### Required task
Reproduce the rows from the first one through the line containing "rank-labels-right: 87654321 (236, 20, 252, 228)", changing every "interactable" to "clickable" and leaving everything else as it is.

----

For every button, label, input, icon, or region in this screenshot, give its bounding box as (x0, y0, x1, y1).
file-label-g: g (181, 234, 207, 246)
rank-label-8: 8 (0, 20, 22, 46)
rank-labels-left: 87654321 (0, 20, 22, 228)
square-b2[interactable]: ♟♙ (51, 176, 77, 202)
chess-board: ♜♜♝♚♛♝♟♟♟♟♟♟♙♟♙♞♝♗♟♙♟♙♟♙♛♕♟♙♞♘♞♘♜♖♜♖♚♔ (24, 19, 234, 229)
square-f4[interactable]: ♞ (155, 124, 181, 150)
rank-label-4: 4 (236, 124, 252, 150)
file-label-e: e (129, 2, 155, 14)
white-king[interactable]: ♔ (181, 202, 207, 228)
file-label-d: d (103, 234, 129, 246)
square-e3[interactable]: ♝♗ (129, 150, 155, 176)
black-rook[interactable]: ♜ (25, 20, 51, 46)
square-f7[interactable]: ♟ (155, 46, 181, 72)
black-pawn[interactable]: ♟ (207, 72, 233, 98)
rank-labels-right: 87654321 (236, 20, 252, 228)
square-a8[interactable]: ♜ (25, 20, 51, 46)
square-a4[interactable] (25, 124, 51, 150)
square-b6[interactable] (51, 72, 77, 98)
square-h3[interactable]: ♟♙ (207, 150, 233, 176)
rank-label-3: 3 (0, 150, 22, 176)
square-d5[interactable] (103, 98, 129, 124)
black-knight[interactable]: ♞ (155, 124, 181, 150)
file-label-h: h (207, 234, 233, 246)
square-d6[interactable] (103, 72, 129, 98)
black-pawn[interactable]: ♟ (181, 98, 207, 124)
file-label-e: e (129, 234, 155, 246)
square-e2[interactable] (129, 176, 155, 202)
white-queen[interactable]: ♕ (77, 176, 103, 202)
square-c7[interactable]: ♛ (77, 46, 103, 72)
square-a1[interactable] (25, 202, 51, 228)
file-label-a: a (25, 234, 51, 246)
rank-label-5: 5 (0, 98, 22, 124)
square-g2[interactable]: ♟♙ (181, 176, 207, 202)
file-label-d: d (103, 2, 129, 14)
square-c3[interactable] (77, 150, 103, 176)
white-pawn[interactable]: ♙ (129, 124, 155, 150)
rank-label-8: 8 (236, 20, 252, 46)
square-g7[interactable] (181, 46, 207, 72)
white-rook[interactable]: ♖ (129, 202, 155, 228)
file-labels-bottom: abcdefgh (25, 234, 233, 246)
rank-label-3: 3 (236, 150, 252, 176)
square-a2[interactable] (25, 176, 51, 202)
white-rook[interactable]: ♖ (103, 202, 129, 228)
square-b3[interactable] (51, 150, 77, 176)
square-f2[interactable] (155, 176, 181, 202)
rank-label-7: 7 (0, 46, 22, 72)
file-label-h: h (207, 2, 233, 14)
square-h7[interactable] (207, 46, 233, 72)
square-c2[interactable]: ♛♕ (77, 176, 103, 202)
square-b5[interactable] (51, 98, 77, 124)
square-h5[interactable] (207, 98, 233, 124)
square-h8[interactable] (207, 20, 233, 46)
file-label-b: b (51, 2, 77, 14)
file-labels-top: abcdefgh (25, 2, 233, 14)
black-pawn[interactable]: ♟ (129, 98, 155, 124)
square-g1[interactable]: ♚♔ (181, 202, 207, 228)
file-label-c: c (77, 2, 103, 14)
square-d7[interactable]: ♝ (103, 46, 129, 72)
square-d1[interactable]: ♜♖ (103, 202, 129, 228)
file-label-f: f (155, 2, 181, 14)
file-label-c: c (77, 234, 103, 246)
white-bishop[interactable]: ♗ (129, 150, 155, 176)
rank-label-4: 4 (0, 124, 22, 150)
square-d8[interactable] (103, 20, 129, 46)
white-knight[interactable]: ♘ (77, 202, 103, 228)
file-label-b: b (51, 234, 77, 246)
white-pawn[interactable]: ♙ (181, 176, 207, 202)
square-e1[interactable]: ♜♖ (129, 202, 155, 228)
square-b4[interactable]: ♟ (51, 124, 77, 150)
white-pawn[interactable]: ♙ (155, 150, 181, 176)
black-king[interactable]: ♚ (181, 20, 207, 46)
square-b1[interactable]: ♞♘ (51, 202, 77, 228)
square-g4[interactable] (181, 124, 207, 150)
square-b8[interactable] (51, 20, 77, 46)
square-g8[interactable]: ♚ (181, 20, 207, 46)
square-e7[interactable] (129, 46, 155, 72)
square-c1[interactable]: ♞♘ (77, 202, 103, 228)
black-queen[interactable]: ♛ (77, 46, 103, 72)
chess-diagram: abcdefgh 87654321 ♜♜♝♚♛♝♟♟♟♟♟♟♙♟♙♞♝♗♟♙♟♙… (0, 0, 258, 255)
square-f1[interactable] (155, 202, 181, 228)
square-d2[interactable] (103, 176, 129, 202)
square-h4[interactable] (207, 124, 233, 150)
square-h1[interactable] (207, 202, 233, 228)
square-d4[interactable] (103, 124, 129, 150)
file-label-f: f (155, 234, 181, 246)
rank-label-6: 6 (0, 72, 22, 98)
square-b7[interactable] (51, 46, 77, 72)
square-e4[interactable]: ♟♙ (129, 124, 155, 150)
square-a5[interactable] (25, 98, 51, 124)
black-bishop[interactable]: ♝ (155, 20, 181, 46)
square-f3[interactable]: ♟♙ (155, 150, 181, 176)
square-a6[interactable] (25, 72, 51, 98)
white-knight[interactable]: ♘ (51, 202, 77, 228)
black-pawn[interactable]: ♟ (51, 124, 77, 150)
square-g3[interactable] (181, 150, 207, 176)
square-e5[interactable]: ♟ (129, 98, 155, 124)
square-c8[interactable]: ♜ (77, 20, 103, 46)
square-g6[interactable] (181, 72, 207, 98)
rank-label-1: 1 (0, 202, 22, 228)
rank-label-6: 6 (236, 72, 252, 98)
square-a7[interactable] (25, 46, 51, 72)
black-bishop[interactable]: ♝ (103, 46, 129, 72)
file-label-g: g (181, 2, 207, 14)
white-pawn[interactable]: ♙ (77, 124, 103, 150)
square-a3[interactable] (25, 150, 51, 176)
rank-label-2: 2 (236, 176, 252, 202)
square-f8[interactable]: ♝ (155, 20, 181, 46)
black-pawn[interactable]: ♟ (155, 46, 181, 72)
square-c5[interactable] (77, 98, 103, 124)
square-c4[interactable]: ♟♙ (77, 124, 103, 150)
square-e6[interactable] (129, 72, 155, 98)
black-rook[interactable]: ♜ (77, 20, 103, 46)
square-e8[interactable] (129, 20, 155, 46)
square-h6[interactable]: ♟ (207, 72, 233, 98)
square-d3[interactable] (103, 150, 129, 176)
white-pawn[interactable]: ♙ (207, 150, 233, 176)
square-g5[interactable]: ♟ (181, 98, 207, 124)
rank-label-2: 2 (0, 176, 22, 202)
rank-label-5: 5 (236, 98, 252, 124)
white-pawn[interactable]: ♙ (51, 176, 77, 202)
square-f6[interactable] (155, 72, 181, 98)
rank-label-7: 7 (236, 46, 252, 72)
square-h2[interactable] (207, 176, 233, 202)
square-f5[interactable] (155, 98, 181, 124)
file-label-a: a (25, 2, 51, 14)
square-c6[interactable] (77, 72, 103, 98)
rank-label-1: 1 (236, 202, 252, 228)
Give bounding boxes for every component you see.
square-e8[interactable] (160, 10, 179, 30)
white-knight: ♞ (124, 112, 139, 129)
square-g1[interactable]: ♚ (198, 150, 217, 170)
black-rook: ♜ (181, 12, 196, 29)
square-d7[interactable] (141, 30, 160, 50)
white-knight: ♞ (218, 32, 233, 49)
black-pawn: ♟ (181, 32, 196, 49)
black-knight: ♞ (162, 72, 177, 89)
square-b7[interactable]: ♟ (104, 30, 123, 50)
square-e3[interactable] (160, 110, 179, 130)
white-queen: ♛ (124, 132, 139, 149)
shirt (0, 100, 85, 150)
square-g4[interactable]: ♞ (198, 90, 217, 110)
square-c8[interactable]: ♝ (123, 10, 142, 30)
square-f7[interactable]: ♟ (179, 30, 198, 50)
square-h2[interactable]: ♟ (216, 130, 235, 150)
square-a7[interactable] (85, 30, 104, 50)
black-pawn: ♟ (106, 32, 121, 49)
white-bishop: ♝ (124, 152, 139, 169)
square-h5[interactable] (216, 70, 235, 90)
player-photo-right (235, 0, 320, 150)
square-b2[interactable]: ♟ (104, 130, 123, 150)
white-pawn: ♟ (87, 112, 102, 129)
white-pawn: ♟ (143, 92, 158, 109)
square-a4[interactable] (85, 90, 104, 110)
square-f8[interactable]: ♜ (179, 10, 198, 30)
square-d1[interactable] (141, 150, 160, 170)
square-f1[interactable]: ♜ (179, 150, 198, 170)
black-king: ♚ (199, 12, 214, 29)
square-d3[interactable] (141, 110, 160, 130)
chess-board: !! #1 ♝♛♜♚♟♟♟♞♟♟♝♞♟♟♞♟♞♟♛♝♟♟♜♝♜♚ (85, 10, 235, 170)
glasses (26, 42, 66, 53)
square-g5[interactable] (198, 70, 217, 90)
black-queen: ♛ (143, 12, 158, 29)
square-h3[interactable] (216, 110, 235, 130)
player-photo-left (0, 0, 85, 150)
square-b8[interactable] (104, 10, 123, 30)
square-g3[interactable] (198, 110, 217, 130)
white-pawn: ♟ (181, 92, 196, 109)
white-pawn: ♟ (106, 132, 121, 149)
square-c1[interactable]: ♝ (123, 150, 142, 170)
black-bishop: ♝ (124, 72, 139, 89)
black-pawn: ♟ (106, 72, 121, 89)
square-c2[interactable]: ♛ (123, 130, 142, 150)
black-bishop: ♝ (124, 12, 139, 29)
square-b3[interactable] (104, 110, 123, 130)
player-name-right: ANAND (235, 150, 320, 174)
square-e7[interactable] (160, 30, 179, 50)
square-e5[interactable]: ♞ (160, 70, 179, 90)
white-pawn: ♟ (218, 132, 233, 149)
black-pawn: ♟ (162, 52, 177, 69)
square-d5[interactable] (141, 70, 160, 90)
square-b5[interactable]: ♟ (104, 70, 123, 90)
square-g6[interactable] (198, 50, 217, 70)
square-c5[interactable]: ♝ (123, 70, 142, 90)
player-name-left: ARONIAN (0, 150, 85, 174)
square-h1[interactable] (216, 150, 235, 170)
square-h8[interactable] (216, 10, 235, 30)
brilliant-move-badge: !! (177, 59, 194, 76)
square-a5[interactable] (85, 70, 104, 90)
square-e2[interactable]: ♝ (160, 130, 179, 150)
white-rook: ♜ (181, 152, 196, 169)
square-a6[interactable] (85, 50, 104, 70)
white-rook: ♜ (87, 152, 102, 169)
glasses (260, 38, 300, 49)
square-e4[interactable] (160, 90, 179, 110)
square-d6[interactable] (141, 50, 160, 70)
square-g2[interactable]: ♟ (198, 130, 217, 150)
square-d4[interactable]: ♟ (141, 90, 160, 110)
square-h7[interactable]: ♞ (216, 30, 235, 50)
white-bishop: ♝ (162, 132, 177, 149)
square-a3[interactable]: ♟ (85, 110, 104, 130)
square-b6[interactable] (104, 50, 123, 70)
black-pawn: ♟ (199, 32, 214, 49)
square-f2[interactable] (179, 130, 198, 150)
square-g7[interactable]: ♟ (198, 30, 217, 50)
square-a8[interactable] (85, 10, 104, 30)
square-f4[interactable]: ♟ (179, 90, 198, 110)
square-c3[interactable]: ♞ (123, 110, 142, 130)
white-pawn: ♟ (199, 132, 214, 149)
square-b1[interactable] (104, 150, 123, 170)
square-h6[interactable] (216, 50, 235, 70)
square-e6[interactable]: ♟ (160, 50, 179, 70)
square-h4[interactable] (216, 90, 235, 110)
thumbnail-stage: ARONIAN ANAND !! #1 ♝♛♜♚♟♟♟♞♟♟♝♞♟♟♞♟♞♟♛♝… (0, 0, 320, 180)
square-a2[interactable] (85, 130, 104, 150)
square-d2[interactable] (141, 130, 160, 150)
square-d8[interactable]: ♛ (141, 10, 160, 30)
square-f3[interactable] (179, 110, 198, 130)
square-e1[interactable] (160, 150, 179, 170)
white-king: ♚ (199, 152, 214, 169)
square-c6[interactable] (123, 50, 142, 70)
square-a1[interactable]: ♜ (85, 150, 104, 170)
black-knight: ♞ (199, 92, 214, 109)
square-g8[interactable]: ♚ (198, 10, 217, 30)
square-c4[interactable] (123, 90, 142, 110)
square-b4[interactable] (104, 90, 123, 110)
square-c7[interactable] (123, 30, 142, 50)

----

### Response to this exercise
For every button, label, input, icon, or region in this screenshot, give its bounding box as (x0, y0, x1, y1).
file-label-g: g (181, 234, 207, 246)
rank-label-8: 8 (0, 20, 22, 46)
rank-labels-left: 87654321 (0, 20, 22, 228)
square-b2[clickable]: ♟♙ (51, 176, 77, 202)
chess-board: ♜♜♝♚♛♝♟♟♟♟♟♟♙♟♙♞♝♗♟♙♟♙♟♙♛♕♟♙♞♘♞♘♜♖♜♖♚♔ (24, 19, 234, 229)
square-f4[clickable]: ♞ (155, 124, 181, 150)
rank-label-4: 4 (236, 124, 252, 150)
file-label-e: e (129, 2, 155, 14)
white-king[clickable]: ♔ (181, 202, 207, 228)
file-label-d: d (103, 234, 129, 246)
square-e3[clickable]: ♝♗ (129, 150, 155, 176)
black-rook[clickable]: ♜ (25, 20, 51, 46)
square-f7[clickable]: ♟ (155, 46, 181, 72)
black-pawn[clickable]: ♟ (207, 72, 233, 98)
rank-labels-right: 87654321 (236, 20, 252, 228)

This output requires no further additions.